# ÜBUNGSAUFGABEN
a) Nennen Sie alle Angaben der Vortragseinladung dazu, wann und wo der Vortrag stattfindet.
b) Prüfen Sie bitte, ob jede Aussage mit der Vortragseinladung übereinstimmt, und belegen Sie Ja oder Nein mit einem wörtlichen Zitat: (i) Sandra May promoviert derzeit in New York. (ii) Der neue Limiter begrenzt alle Komponenten eines Gradienten mit demselben Skalar. (iii) Vorläufige Ergebnisse werden nur für zwei Dimensionen gezeigt.

Liebe Kollegen, ich moechte noch einmal an den Vortrag heute um 14:45 s.t. erinnern. Viele Gruesse und schoene Ferien, Carsten Burstedde On 12/14/2012 04:47 PM, Carsten Burstedde wrote:
Liebe INSler,
ich moechte herzlich einladen zum Vortrag von Frau Sandra May am 20.12.2012 (kommender Donnerstag) um 14:45 s.t. im Seminarraum 6.020. Sandra May promoviert zur Zeit am Courant-Institut in New York und bewirbt sich auf eine HCM-finanzierte Postdocstelle am INS.
Viele Gruesse,
Carsten Burstedde
P.S. Titel und Abstract:
Embedded Boundary Methods for flow in complex geometries
Cut cells methods have been developed in recent years for computing flows around bodies with complicated geometries. They are an alternative to body fitted or unstructured grids, which may be harder to generate and more complex in the bulk of the flow field. Cut cell methods "cut" the flow body out of a regular Cartesian grid. Most of the grid is regular. Special methods must be developed for the "cut cells", which are cells that intersect the boundary. Cut cells can have irregular shape and may be very small.
In this talk we describe our work on two aspects of Cartesian cut cell methods. We first present a new slope limiter designed for cut cells. Since the cut cell centroids are not coordinate aligned, and the cells are extremely irregular in size and shape, standard limiters do not easily apply. Most practitioners use a scalar limiter, where all components of a gradient are limited by the same scalar. We have developed a new limiter based on solving a tiny linear program (LP) for each cut cell, which separately limits the x-and y-slopes in a linearity preserving way. We present computational results in two space dimensions showing greatly improved accuracy.
We then describe our current project to solve the 'small cell problem' - which is that explicit finite volume methods are not stable on the arbitrarily small cut cells. We couple an explicit finite volume scheme to an implicit scheme on only the cut cells. We discuss the conservation and accuracy of different ways of handling the coupling. We show preliminary results in two and three dimensions solving the incompressible Euler equations.

# VORLIEGENDE ANGABEN
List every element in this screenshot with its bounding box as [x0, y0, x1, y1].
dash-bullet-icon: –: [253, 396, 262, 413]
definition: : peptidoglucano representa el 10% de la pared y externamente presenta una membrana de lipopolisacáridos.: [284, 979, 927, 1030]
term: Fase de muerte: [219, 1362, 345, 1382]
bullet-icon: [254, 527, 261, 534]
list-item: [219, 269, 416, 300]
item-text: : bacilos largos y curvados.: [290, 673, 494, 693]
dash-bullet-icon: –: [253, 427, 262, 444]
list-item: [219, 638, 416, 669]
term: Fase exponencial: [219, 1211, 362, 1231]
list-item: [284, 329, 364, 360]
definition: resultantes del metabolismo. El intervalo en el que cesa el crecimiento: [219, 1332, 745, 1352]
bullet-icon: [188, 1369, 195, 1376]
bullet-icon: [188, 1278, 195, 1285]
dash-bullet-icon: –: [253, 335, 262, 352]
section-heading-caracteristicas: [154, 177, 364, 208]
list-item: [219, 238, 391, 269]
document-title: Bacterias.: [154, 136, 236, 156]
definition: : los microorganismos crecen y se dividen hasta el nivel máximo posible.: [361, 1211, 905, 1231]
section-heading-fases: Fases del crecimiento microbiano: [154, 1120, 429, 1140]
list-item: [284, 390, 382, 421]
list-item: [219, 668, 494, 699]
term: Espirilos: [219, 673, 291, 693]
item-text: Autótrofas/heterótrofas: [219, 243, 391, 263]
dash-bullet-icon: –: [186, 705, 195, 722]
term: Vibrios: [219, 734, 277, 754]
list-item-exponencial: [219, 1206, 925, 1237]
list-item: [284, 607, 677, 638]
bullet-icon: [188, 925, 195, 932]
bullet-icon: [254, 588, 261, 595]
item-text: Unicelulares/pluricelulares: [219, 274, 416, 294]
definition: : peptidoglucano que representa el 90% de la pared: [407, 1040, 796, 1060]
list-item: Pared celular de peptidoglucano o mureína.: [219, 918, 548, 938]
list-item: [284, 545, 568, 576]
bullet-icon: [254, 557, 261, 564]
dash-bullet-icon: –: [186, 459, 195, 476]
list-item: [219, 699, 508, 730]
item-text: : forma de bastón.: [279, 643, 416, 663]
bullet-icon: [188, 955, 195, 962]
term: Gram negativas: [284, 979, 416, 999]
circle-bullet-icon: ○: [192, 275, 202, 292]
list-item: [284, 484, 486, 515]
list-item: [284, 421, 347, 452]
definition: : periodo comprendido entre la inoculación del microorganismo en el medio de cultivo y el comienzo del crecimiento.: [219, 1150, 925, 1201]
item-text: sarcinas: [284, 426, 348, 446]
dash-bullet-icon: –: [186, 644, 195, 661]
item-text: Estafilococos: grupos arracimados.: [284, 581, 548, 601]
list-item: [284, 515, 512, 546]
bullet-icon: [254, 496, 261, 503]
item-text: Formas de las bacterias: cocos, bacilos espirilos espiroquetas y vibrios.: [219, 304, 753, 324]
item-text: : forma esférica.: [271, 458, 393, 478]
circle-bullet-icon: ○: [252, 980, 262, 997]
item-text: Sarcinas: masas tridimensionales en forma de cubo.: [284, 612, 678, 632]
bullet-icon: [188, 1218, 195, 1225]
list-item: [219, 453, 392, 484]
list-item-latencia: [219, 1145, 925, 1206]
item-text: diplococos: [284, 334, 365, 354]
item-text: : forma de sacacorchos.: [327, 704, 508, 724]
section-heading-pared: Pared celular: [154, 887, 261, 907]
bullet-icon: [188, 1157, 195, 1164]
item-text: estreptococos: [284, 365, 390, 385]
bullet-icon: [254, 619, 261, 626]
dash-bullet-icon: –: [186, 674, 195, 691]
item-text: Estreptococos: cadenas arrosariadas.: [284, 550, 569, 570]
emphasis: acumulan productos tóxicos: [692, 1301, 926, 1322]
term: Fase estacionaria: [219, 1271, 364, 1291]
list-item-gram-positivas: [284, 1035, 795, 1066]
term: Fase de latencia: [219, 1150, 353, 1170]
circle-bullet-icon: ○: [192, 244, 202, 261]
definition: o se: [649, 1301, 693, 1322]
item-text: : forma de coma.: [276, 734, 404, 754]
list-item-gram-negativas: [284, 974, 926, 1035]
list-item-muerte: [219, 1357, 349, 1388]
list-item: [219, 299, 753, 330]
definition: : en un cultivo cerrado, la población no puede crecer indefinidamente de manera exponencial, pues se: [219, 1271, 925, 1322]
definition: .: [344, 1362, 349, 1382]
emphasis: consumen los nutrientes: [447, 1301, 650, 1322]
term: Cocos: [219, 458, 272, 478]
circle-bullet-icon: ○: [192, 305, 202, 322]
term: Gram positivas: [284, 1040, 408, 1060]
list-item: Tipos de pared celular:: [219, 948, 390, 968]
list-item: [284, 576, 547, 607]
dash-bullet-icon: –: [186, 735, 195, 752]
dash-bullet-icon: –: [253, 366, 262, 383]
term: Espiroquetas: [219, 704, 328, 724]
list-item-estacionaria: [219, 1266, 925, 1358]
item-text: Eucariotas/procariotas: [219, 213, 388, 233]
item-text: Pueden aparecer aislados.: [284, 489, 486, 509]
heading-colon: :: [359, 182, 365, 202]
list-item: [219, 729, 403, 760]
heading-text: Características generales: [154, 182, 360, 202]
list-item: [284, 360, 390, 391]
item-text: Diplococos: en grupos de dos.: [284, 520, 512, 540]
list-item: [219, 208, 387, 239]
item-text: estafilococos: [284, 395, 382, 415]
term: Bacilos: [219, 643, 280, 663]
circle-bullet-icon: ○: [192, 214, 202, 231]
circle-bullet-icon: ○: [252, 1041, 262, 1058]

# IHRE ANTWORTEN
a)
- Datum: 20.12.2012
- Wochentag: Donnerstag („kommender Donnerstag“)
- Uhrzeit: 14:45 s.t.
- Ort: Seminarraum 6.020

b)
(i) Ja: „Sandra May promoviert zur Zeit am Courant-Institut in New York“
(ii) Nein: „which separately limits the x-and y-slopes in a linearity preserving way“
(iii) Nein: „We show preliminary results in two and three dimensions“